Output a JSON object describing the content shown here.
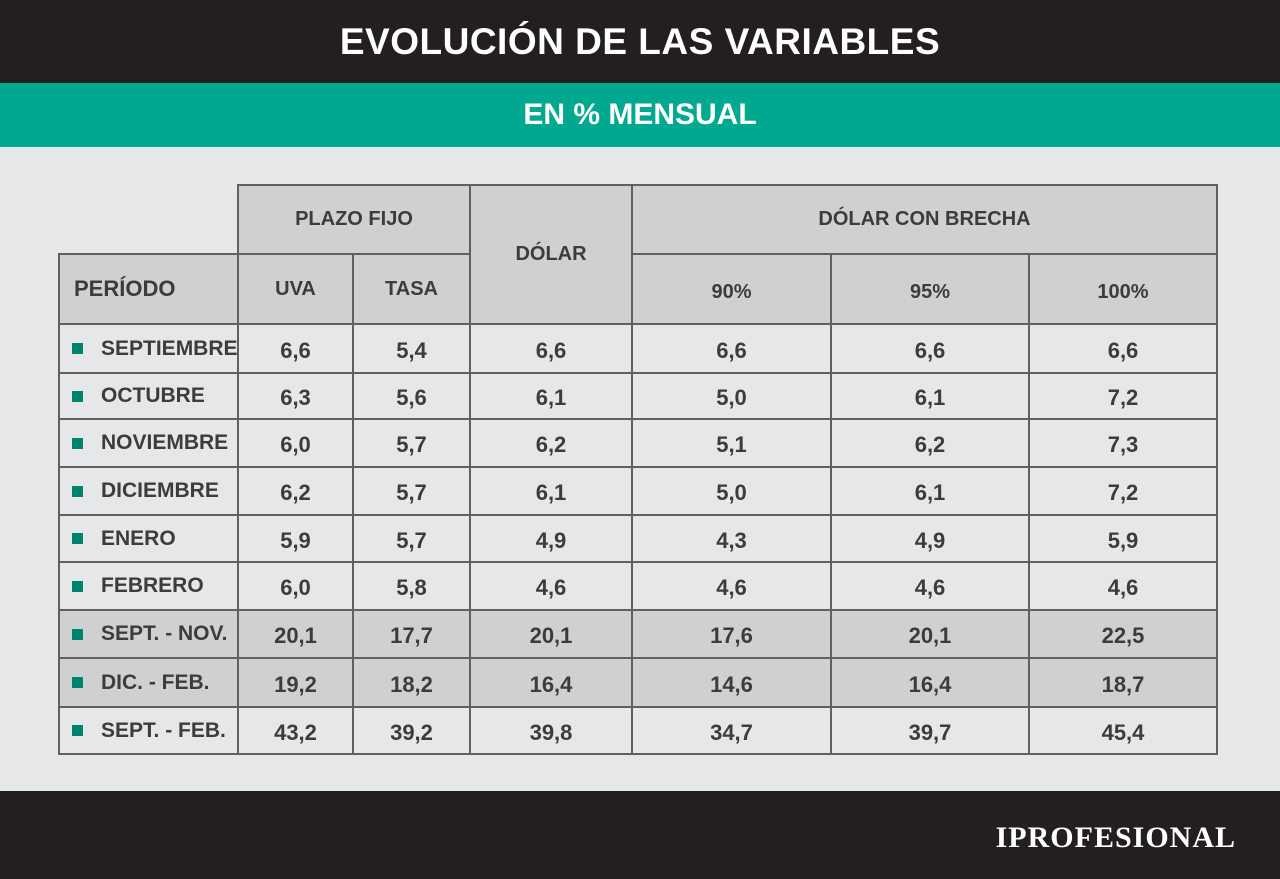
{
  "title": "EVOLUCIÓN DE LAS VARIABLES",
  "subtitle": "EN % MENSUAL",
  "colors": {
    "header_bg": "#231f20",
    "accent": "#00a88f",
    "bullet": "#00836e",
    "shade": "#cfd0d2",
    "background": "#e6e7e8"
  },
  "chart_data": {
    "type": "table",
    "group_headers": [
      "PLAZO FIJO",
      "DÓLAR",
      "DÓLAR CON BRECHA"
    ],
    "row_header": "PERÍODO",
    "columns": [
      "UVA",
      "TASA",
      "",
      "90%",
      "95%",
      "100%"
    ],
    "rows": [
      {
        "label": "SEPTIEMBRE",
        "values": [
          "6,6",
          "5,4",
          "6,6",
          "6,6",
          "6,6",
          "6,6"
        ],
        "shaded": false
      },
      {
        "label": "OCTUBRE",
        "values": [
          "6,3",
          "5,6",
          "6,1",
          "5,0",
          "6,1",
          "7,2"
        ],
        "shaded": false
      },
      {
        "label": "NOVIEMBRE",
        "values": [
          "6,0",
          "5,7",
          "6,2",
          "5,1",
          "6,2",
          "7,3"
        ],
        "shaded": false
      },
      {
        "label": "DICIEMBRE",
        "values": [
          "6,2",
          "5,7",
          "6,1",
          "5,0",
          "6,1",
          "7,2"
        ],
        "shaded": false
      },
      {
        "label": "ENERO",
        "values": [
          "5,9",
          "5,7",
          "4,9",
          "4,3",
          "4,9",
          "5,9"
        ],
        "shaded": false
      },
      {
        "label": "FEBRERO",
        "values": [
          "6,0",
          "5,8",
          "4,6",
          "4,6",
          "4,6",
          "4,6"
        ],
        "shaded": false
      },
      {
        "label": "SEPT. - NOV.",
        "values": [
          "20,1",
          "17,7",
          "20,1",
          "17,6",
          "20,1",
          "22,5"
        ],
        "shaded": true
      },
      {
        "label": "DIC. - FEB.",
        "values": [
          "19,2",
          "18,2",
          "16,4",
          "14,6",
          "16,4",
          "18,7"
        ],
        "shaded": true
      },
      {
        "label": "SEPT. - FEB.",
        "values": [
          "43,2",
          "39,2",
          "39,8",
          "34,7",
          "39,7",
          "45,4"
        ],
        "shaded": false
      }
    ]
  },
  "logo": {
    "text": "IPROFESIONAL"
  }
}
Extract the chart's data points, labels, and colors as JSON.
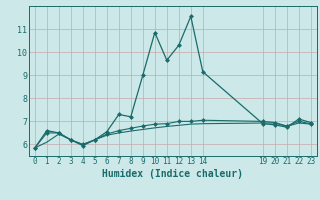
{
  "xlabel": "Humidex (Indice chaleur)",
  "bg_color": "#cde8e8",
  "line_color": "#1a6b6b",
  "grid_color": "#c8a8a8",
  "x_values": [
    0,
    1,
    2,
    3,
    4,
    5,
    6,
    7,
    8,
    9,
    10,
    11,
    12,
    13,
    14,
    19,
    20,
    21,
    22,
    23
  ],
  "line1_y": [
    5.85,
    6.6,
    6.5,
    6.2,
    5.95,
    6.2,
    6.55,
    7.3,
    7.2,
    9.0,
    10.85,
    9.65,
    10.3,
    11.55,
    9.15,
    6.9,
    6.85,
    6.75,
    7.1,
    6.95
  ],
  "line2_y": [
    5.85,
    6.5,
    6.5,
    6.2,
    6.0,
    6.2,
    6.45,
    6.6,
    6.7,
    6.8,
    6.88,
    6.9,
    7.0,
    7.0,
    7.05,
    7.0,
    6.95,
    6.8,
    7.0,
    6.9
  ],
  "line3_y": [
    5.85,
    6.1,
    6.45,
    6.2,
    6.0,
    6.2,
    6.4,
    6.5,
    6.58,
    6.65,
    6.72,
    6.78,
    6.83,
    6.88,
    6.9,
    6.93,
    6.93,
    6.78,
    6.93,
    6.88
  ],
  "ylim": [
    5.5,
    12.0
  ],
  "yticks": [
    6,
    7,
    8,
    9,
    10,
    11
  ],
  "xticks": [
    0,
    1,
    2,
    3,
    4,
    5,
    6,
    7,
    8,
    9,
    10,
    11,
    12,
    13,
    14,
    19,
    20,
    21,
    22,
    23
  ],
  "xlim": [
    -0.5,
    23.5
  ],
  "markersize": 2.5
}
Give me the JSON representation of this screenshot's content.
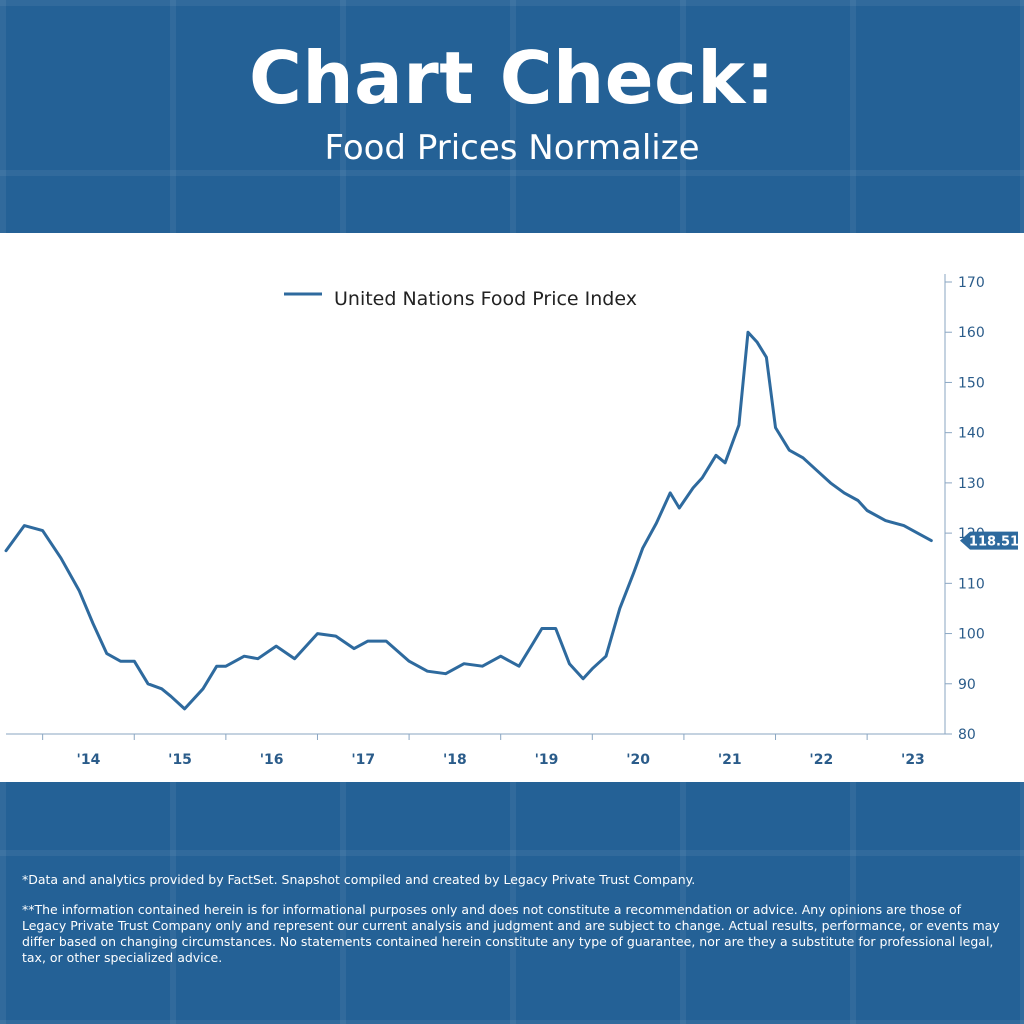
{
  "header": {
    "title": "Chart Check:",
    "subtitle": "Food Prices Normalize"
  },
  "colors": {
    "background": "#246196",
    "line": "#2e6a9e",
    "axis": "#8aa6c2",
    "label": "#2b5c8a",
    "badge": "#2e6a9e"
  },
  "chart_data": {
    "type": "line",
    "title": "",
    "legend": {
      "label": "United Nations Food Price Index",
      "position": "top-left"
    },
    "xlabel": "",
    "ylabel": "",
    "ylim": [
      80,
      170
    ],
    "y_ticks": [
      "170",
      "160",
      "150",
      "140",
      "130",
      "120",
      "110",
      "100",
      "90",
      "80"
    ],
    "xlim": [
      2013.6,
      2023.85
    ],
    "x_ticks": [
      "'14",
      "'15",
      "'16",
      "'17",
      "'18",
      "'19",
      "'20",
      "'21",
      "'22",
      "'23"
    ],
    "last_value_label": "118.51",
    "series": [
      {
        "name": "United Nations Food Price Index",
        "x": [
          2013.6,
          2013.8,
          2014.0,
          2014.2,
          2014.4,
          2014.55,
          2014.7,
          2014.85,
          2015.0,
          2015.15,
          2015.3,
          2015.4,
          2015.55,
          2015.75,
          2015.9,
          2016.0,
          2016.2,
          2016.35,
          2016.55,
          2016.75,
          2017.0,
          2017.2,
          2017.4,
          2017.55,
          2017.75,
          2018.0,
          2018.2,
          2018.4,
          2018.6,
          2018.8,
          2019.0,
          2019.2,
          2019.35,
          2019.45,
          2019.6,
          2019.75,
          2019.9,
          2020.0,
          2020.15,
          2020.3,
          2020.45,
          2020.55,
          2020.7,
          2020.85,
          2020.95,
          2021.1,
          2021.2,
          2021.35,
          2021.45,
          2021.6,
          2021.7,
          2021.8,
          2021.9,
          2022.0,
          2022.15,
          2022.3,
          2022.45,
          2022.6,
          2022.75,
          2022.9,
          2023.0,
          2023.2,
          2023.4,
          2023.55,
          2023.7
        ],
        "values": [
          116.5,
          121.5,
          120.5,
          115.0,
          108.5,
          102.0,
          96.0,
          94.5,
          94.5,
          90.0,
          89.0,
          87.5,
          85.0,
          89.0,
          93.5,
          93.5,
          95.5,
          95.0,
          97.5,
          95.0,
          100.0,
          99.5,
          97.0,
          98.5,
          98.5,
          94.5,
          92.5,
          92.0,
          94.0,
          93.5,
          95.5,
          93.5,
          98.0,
          101.0,
          101.0,
          94.0,
          91.0,
          93.0,
          95.5,
          105.0,
          112.0,
          117.0,
          122.0,
          128.0,
          125.0,
          129.0,
          131.0,
          135.5,
          134.0,
          141.5,
          160.0,
          158.0,
          155.0,
          141.0,
          136.5,
          135.0,
          132.5,
          130.0,
          128.0,
          126.5,
          124.5,
          122.5,
          121.5,
          120.0,
          118.51
        ]
      }
    ]
  },
  "footer": {
    "note1": "*Data and analytics provided by FactSet. Snapshot compiled and created by Legacy Private Trust Company.",
    "note2": "**The information contained herein is for informational purposes only and does not constitute a recommendation or advice. Any opinions are those of Legacy Private Trust Company only and represent our current analysis and judgment and are subject to change. Actual results, performance, or events may differ based on changing circumstances. No statements contained herein constitute any type of guarantee, nor are they a substitute for professional legal, tax, or other specialized advice."
  }
}
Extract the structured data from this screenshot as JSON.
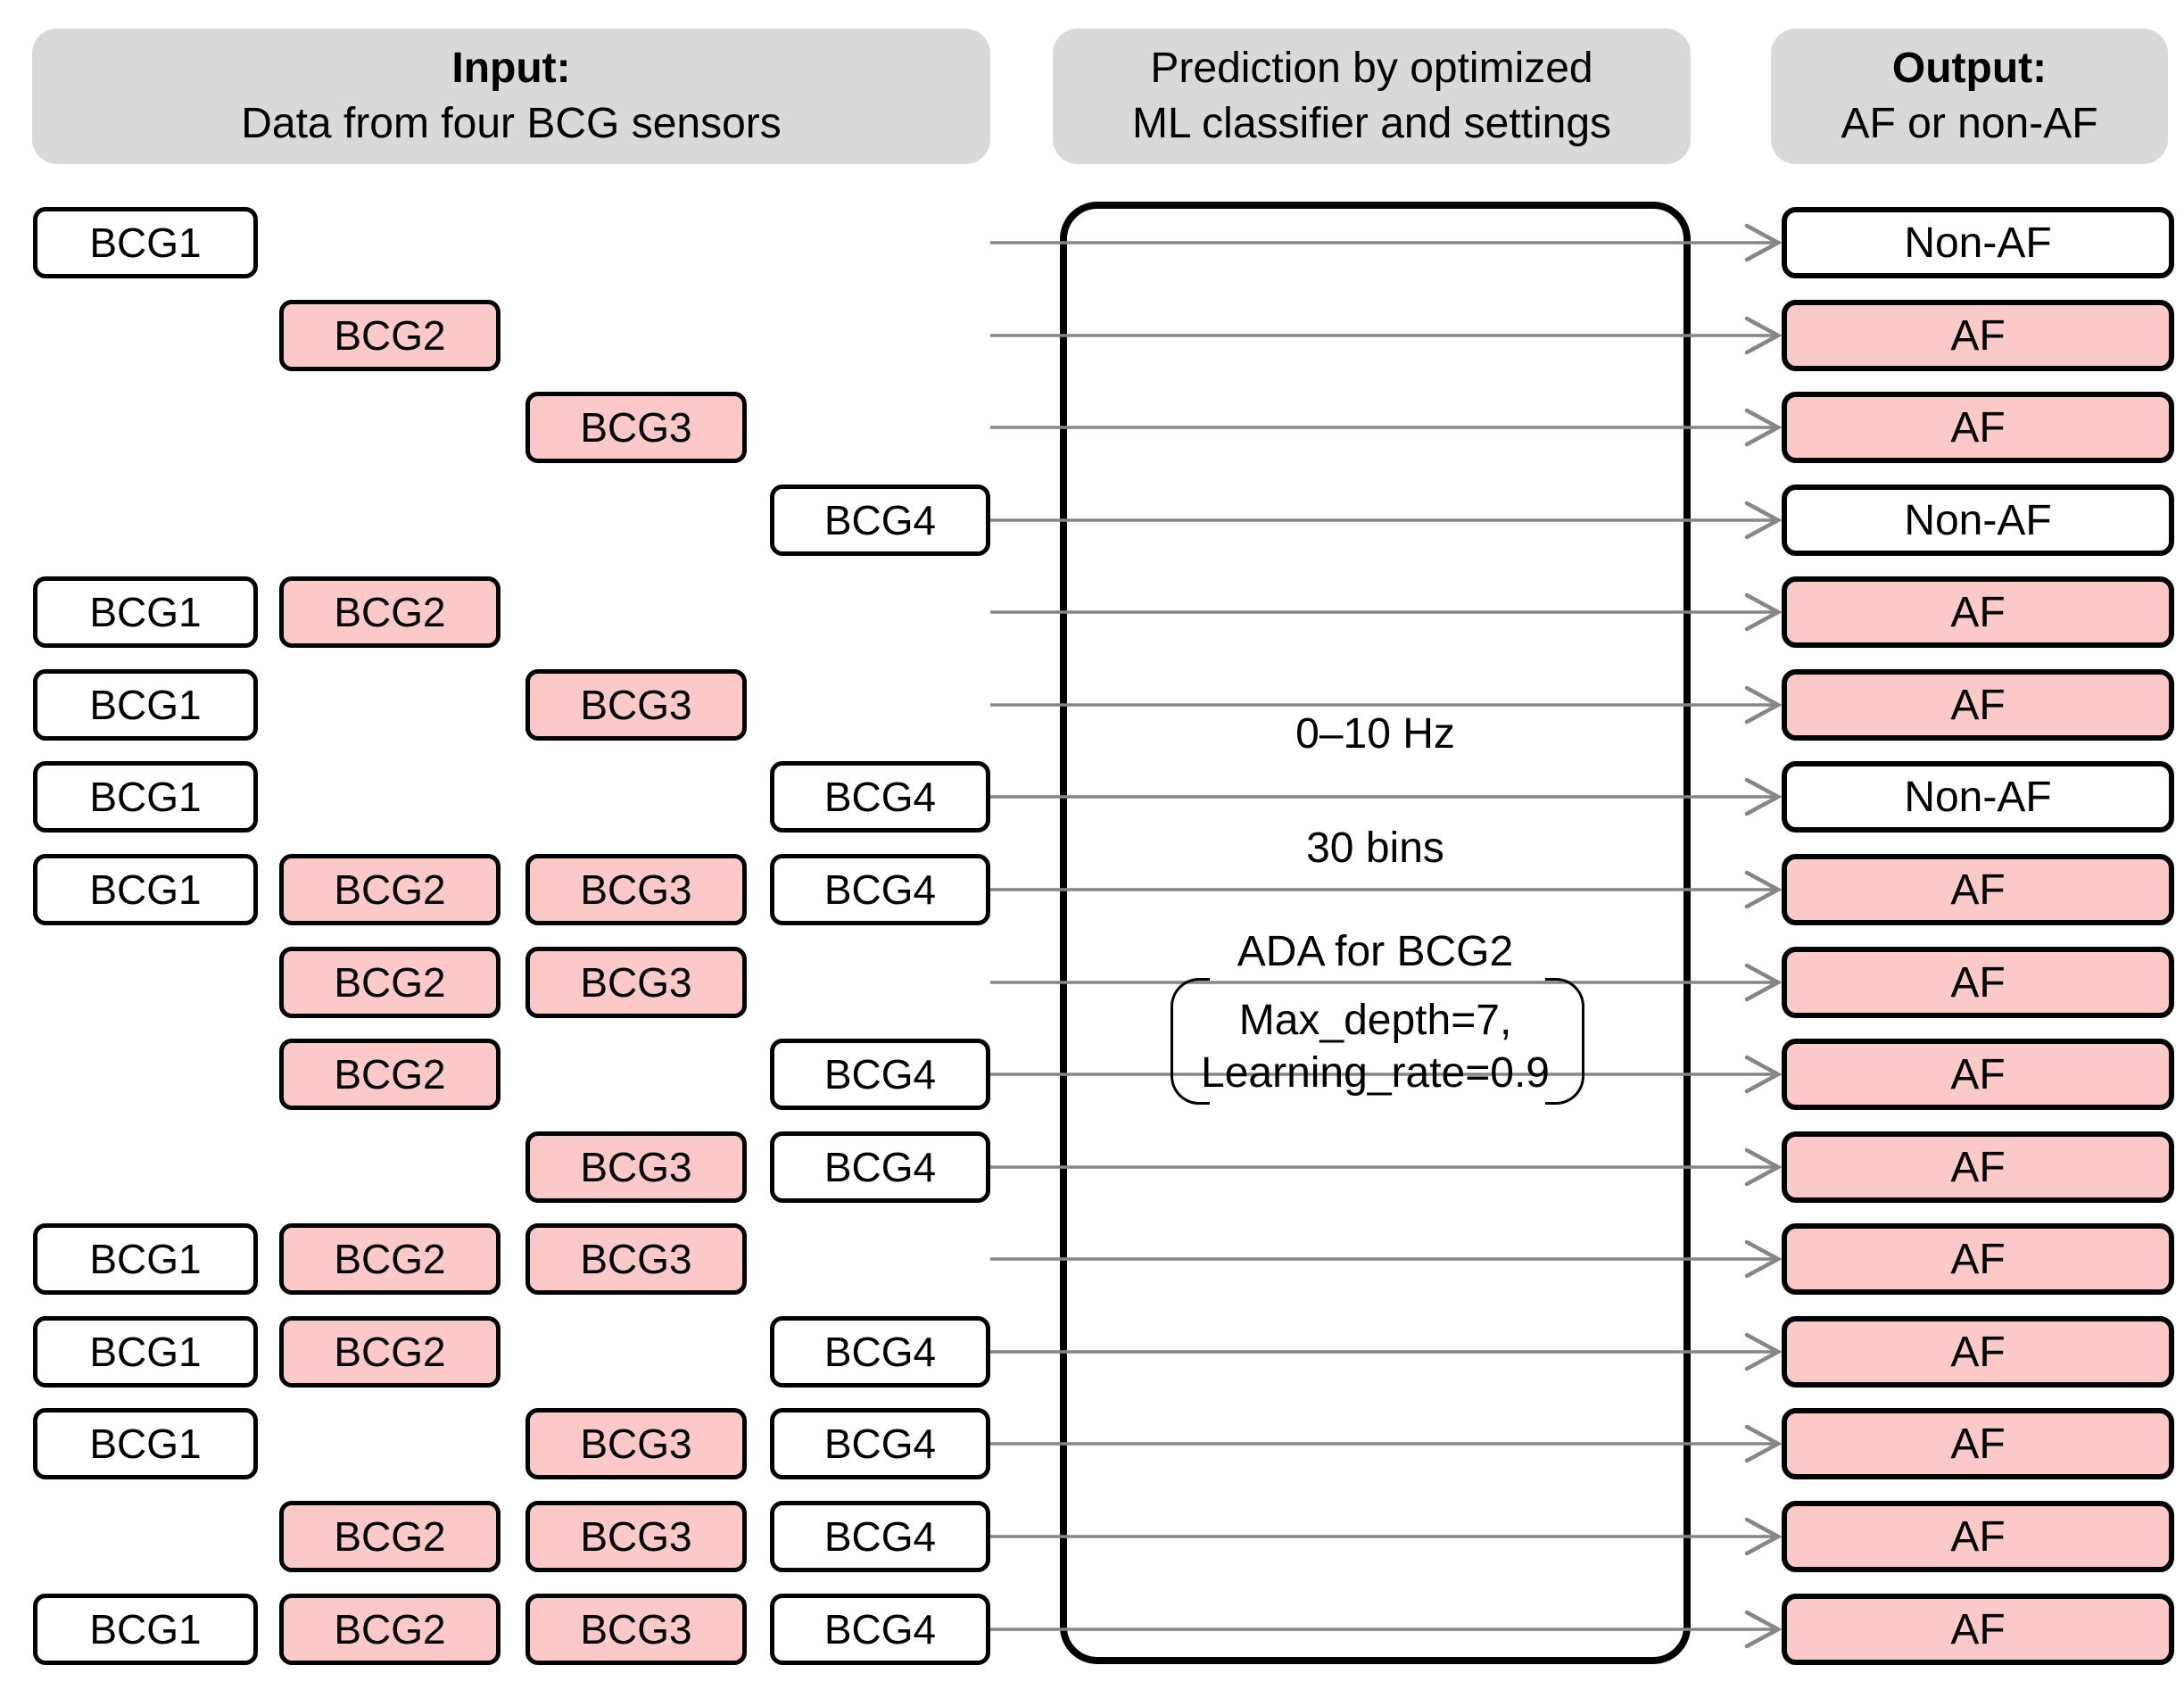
{
  "figure": {
    "headers": {
      "input": {
        "title": "Input:",
        "subtitle": "Data from four BCG sensors"
      },
      "classifier": {
        "line1": "Prediction by optimized",
        "line2": "ML classifier and settings"
      },
      "output": {
        "title": "Output:",
        "subtitle": "AF or non-AF"
      }
    },
    "classifier_settings": {
      "frequency_band": "0–10 Hz",
      "bins": "30 bins",
      "model": "ADA for BCG2",
      "hyperparameter_line1": "Max_depth=7,",
      "hyperparameter_line2": "Learning_rate=0.9"
    },
    "rows": [
      {
        "inputs": [
          {
            "label": "BCG1",
            "highlight": false
          }
        ],
        "output": {
          "label": "Non-AF",
          "highlight": false
        }
      },
      {
        "inputs": [
          {
            "label": "BCG2",
            "highlight": true
          }
        ],
        "output": {
          "label": "AF",
          "highlight": true
        }
      },
      {
        "inputs": [
          {
            "label": "BCG3",
            "highlight": true
          }
        ],
        "output": {
          "label": "AF",
          "highlight": true
        }
      },
      {
        "inputs": [
          {
            "label": "BCG4",
            "highlight": false
          }
        ],
        "output": {
          "label": "Non-AF",
          "highlight": false
        }
      },
      {
        "inputs": [
          {
            "label": "BCG1",
            "highlight": false
          },
          {
            "label": "BCG2",
            "highlight": true
          }
        ],
        "output": {
          "label": "AF",
          "highlight": true
        }
      },
      {
        "inputs": [
          {
            "label": "BCG1",
            "highlight": false
          },
          {
            "label": "BCG3",
            "highlight": true
          }
        ],
        "output": {
          "label": "AF",
          "highlight": true
        }
      },
      {
        "inputs": [
          {
            "label": "BCG1",
            "highlight": false
          },
          {
            "label": "BCG4",
            "highlight": false
          }
        ],
        "output": {
          "label": "Non-AF",
          "highlight": false
        }
      },
      {
        "inputs": [
          {
            "label": "BCG1",
            "highlight": false
          },
          {
            "label": "BCG2",
            "highlight": true
          },
          {
            "label": "BCG3",
            "highlight": true
          },
          {
            "label": "BCG4",
            "highlight": false
          }
        ],
        "output": {
          "label": "AF",
          "highlight": true
        }
      },
      {
        "inputs": [
          {
            "label": "BCG2",
            "highlight": true
          },
          {
            "label": "BCG3",
            "highlight": true
          }
        ],
        "output": {
          "label": "AF",
          "highlight": true
        }
      },
      {
        "inputs": [
          {
            "label": "BCG2",
            "highlight": true
          },
          {
            "label": "BCG4",
            "highlight": false
          }
        ],
        "output": {
          "label": "AF",
          "highlight": true
        }
      },
      {
        "inputs": [
          {
            "label": "BCG3",
            "highlight": true
          },
          {
            "label": "BCG4",
            "highlight": false
          }
        ],
        "output": {
          "label": "AF",
          "highlight": true
        }
      },
      {
        "inputs": [
          {
            "label": "BCG1",
            "highlight": false
          },
          {
            "label": "BCG2",
            "highlight": true
          },
          {
            "label": "BCG3",
            "highlight": true
          }
        ],
        "output": {
          "label": "AF",
          "highlight": true
        }
      },
      {
        "inputs": [
          {
            "label": "BCG1",
            "highlight": false
          },
          {
            "label": "BCG2",
            "highlight": true
          },
          {
            "label": "BCG4",
            "highlight": false
          }
        ],
        "output": {
          "label": "AF",
          "highlight": true
        }
      },
      {
        "inputs": [
          {
            "label": "BCG1",
            "highlight": false
          },
          {
            "label": "BCG3",
            "highlight": true
          },
          {
            "label": "BCG4",
            "highlight": false
          }
        ],
        "output": {
          "label": "AF",
          "highlight": true
        }
      },
      {
        "inputs": [
          {
            "label": "BCG2",
            "highlight": true
          },
          {
            "label": "BCG3",
            "highlight": true
          },
          {
            "label": "BCG4",
            "highlight": false
          }
        ],
        "output": {
          "label": "AF",
          "highlight": true
        }
      },
      {
        "inputs": [
          {
            "label": "BCG1",
            "highlight": false
          },
          {
            "label": "BCG2",
            "highlight": true
          },
          {
            "label": "BCG3",
            "highlight": true
          },
          {
            "label": "BCG4",
            "highlight": false
          }
        ],
        "output": {
          "label": "AF",
          "highlight": true
        }
      }
    ],
    "colors": {
      "highlight": "#fcc9c9",
      "header_bg": "#d9d9d9",
      "arrow": "#868686",
      "border": "#000000"
    }
  }
}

◆ What you have to do
Count each line where the string "subtitle" occurs, and write only the number.

◆ Written reply
4